*Problem description*
Extract all of the entries and set them down verbatim.

^^^^^^^^^^^^^^^^

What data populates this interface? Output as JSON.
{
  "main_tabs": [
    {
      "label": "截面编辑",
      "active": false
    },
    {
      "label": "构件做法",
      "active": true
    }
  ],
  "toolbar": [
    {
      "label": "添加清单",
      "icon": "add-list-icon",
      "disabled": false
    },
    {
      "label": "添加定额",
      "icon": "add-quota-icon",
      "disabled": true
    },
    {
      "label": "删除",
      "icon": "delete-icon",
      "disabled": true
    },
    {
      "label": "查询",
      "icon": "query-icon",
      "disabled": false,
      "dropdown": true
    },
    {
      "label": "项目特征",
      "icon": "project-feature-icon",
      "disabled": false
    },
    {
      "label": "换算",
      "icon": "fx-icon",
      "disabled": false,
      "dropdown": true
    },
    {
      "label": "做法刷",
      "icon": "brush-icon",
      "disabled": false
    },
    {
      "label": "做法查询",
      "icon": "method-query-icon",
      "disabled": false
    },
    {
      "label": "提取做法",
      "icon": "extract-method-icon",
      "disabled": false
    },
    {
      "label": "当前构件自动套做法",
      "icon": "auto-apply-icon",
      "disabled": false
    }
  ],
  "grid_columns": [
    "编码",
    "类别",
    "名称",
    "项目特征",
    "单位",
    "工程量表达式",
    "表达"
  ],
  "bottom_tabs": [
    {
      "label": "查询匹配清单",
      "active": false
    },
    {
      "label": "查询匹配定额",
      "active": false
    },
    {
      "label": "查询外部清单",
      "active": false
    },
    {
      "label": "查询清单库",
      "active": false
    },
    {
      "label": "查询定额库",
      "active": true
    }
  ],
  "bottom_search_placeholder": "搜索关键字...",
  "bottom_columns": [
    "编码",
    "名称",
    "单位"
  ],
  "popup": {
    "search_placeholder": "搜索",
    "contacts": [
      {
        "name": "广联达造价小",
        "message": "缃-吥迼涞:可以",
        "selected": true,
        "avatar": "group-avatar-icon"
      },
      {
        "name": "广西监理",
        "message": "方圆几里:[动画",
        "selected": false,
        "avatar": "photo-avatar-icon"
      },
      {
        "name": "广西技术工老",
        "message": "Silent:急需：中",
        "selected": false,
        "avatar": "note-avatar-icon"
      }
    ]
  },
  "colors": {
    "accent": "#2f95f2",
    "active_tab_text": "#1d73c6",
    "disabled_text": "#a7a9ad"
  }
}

^^^^^^^^^^^^^^^^

*Reply*
What data populates this interface? Output as JSON.
{
  "main_tabs": [
    {
      "label": "截面编辑",
      "active": false
    },
    {
      "label": "构件做法",
      "active": true
    }
  ],
  "toolbar": [
    {
      "label": "添加清单",
      "icon": "add-list-icon",
      "disabled": false
    },
    {
      "label": "添加定额",
      "icon": "add-quota-icon",
      "disabled": true
    },
    {
      "label": "删除",
      "icon": "delete-icon",
      "disabled": true
    },
    {
      "label": "查询",
      "icon": "query-icon",
      "disabled": false,
      "dropdown": true
    },
    {
      "label": "项目特征",
      "icon": "project-feature-icon",
      "disabled": false
    },
    {
      "label": "换算",
      "icon": "fx-icon",
      "disabled": false,
      "dropdown": true
    },
    {
      "label": "做法刷",
      "icon": "brush-icon",
      "disabled": false
    },
    {
      "label": "做法查询",
      "icon": "method-query-icon",
      "disabled": false
    },
    {
      "label": "提取做法",
      "icon": "extract-method-icon",
      "disabled": false
    },
    {
      "label": "当前构件自动套做法",
      "icon": "auto-apply-icon",
      "disabled": false
    }
  ],
  "grid_columns": [
    "编码",
    "类别",
    "名称",
    "项目特征",
    "单位",
    "工程量表达式",
    "表达"
  ],
  "bottom_tabs": [
    {
      "label": "查询匹配清单",
      "active": false
    },
    {
      "label": "查询匹配定额",
      "active": false
    },
    {
      "label": "查询外部清单",
      "active": false
    },
    {
      "label": "查询清单库",
      "active": false
    },
    {
      "label": "查询定额库",
      "active": true
    }
  ],
  "bottom_search_placeholder": "搜索关键字...",
  "bottom_columns": [
    "编码",
    "名称",
    "单位"
  ],
  "popup": {
    "search_placeholder": "搜索",
    "contacts": [
      {
        "name": "广联达造价小",
        "message": "缃-吥迼涞:可以",
        "selected": true,
        "avatar": "group-avatar-icon"
      },
      {
        "name": "广西监理",
        "message": "方圆几里:[动画",
        "selected": false,
        "avatar": "photo-avatar-icon"
      },
      {
        "name": "广西技术工老",
        "message": "Silent:急需：中",
        "selected": false,
        "avatar": "note-avatar-icon"
      }
    ]
  },
  "colors": {
    "accent": "#2f95f2",
    "active_tab_text": "#1d73c6",
    "disabled_text": "#a7a9ad"
  }
}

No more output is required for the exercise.